• **SUPPLIED ENTRIES**
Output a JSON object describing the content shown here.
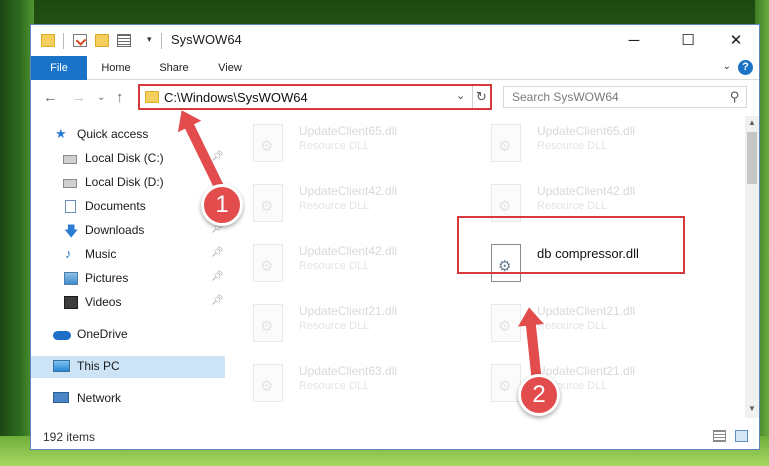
{
  "window": {
    "title": "SysWOW64",
    "buttons": {
      "minimize": "─",
      "maximize": "☐",
      "close": "✕"
    }
  },
  "ribbon": {
    "tabs": [
      {
        "label": "File",
        "active": true
      },
      {
        "label": "Home"
      },
      {
        "label": "Share"
      },
      {
        "label": "View"
      }
    ],
    "help": "?"
  },
  "address": {
    "path": "C:\\Windows\\SysWOW64",
    "search_placeholder": "Search SysWOW64"
  },
  "nav": {
    "items": [
      {
        "label": "Quick access",
        "icon": "star-icon"
      },
      {
        "label": "Local Disk (C:)",
        "icon": "drive-icon",
        "pinned": true
      },
      {
        "label": "Local Disk (D:)",
        "icon": "drive-icon"
      },
      {
        "label": "Documents",
        "icon": "documents-icon"
      },
      {
        "label": "Downloads",
        "icon": "download-icon",
        "pinned": true
      },
      {
        "label": "Music",
        "icon": "music-icon",
        "pinned": true
      },
      {
        "label": "Pictures",
        "icon": "pictures-icon",
        "pinned": true
      },
      {
        "label": "Videos",
        "icon": "videos-icon",
        "pinned": true
      },
      {
        "label": "OneDrive",
        "icon": "cloud-icon"
      },
      {
        "label": "This PC",
        "icon": "computer-icon",
        "selected": true
      },
      {
        "label": "Network",
        "icon": "network-icon"
      }
    ]
  },
  "files": {
    "left_column": [
      {
        "name": "UpdateClient65.dll",
        "type": "Resource DLL"
      },
      {
        "name": "UpdateClient42.dll",
        "type": "Resource DLL"
      },
      {
        "name": "UpdateClient42.dll",
        "type": "Resource DLL"
      },
      {
        "name": "UpdateClient21.dll",
        "type": "Resource DLL"
      },
      {
        "name": "UpdateClient63.dll",
        "type": "Resource DLL"
      }
    ],
    "right_column": [
      {
        "name": "UpdateClient65.dll",
        "type": "Resource DLL"
      },
      {
        "name": "UpdateClient42.dll",
        "type": "Resource DLL"
      },
      {
        "name": "db compressor.dll",
        "type": "",
        "highlighted": true
      },
      {
        "name": "UpdateClient21.dll",
        "type": "Resource DLL"
      },
      {
        "name": "UpdateClient21.dll",
        "type": "Resource DLL"
      }
    ]
  },
  "status": {
    "item_count": "192 items"
  },
  "annotations": {
    "step1": "1",
    "step2": "2",
    "color": "#e24c4c"
  }
}
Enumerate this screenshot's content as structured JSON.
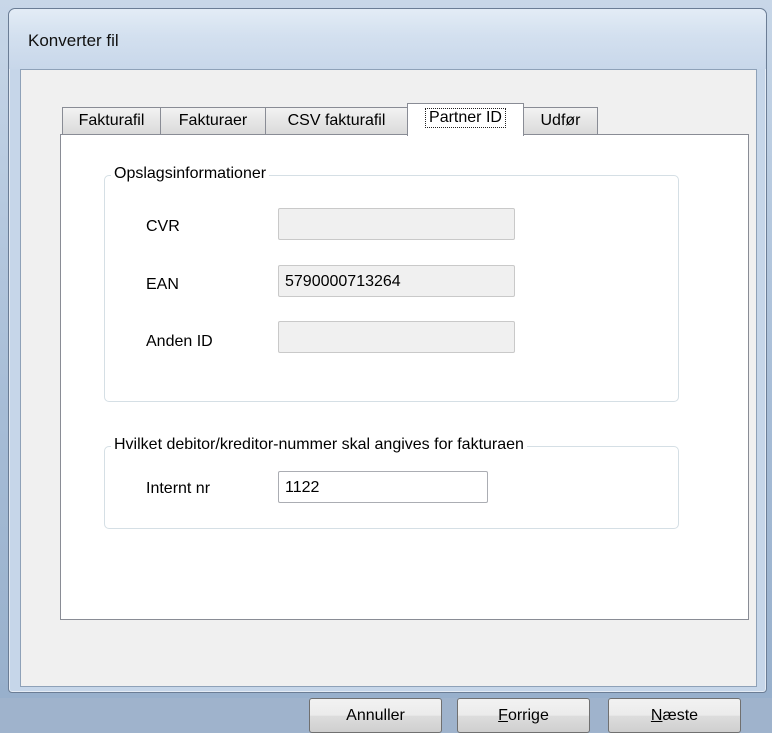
{
  "window": {
    "title": "Konverter fil"
  },
  "tabs": [
    {
      "label": "Fakturafil"
    },
    {
      "label": "Fakturaer"
    },
    {
      "label": "CSV fakturafil"
    },
    {
      "label": "Partner ID",
      "selected": true
    },
    {
      "label": "Udfør"
    }
  ],
  "lookup": {
    "legend": "Opslagsinformationer",
    "cvr_label": "CVR",
    "cvr_value": "",
    "ean_label": "EAN",
    "ean_value": "5790000713264",
    "other_label": "Anden ID",
    "other_value": ""
  },
  "debtor": {
    "legend": "Hvilket debitor/kreditor-nummer skal angives for fakturaen",
    "internal_label": "Internt nr",
    "internal_value": "1122"
  },
  "buttons": {
    "cancel": "Annuller",
    "prev_first": "F",
    "prev_rest": "orrige",
    "next_first": "N",
    "next_rest": "æste"
  }
}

• **WHAT IS REQUIRED**
Look through the data and show every line containing "Local".

• **SOLUTION FOR THIS TASK**
        "label": "Local Disk (C:)",
        "label": "Local Disk (D:)",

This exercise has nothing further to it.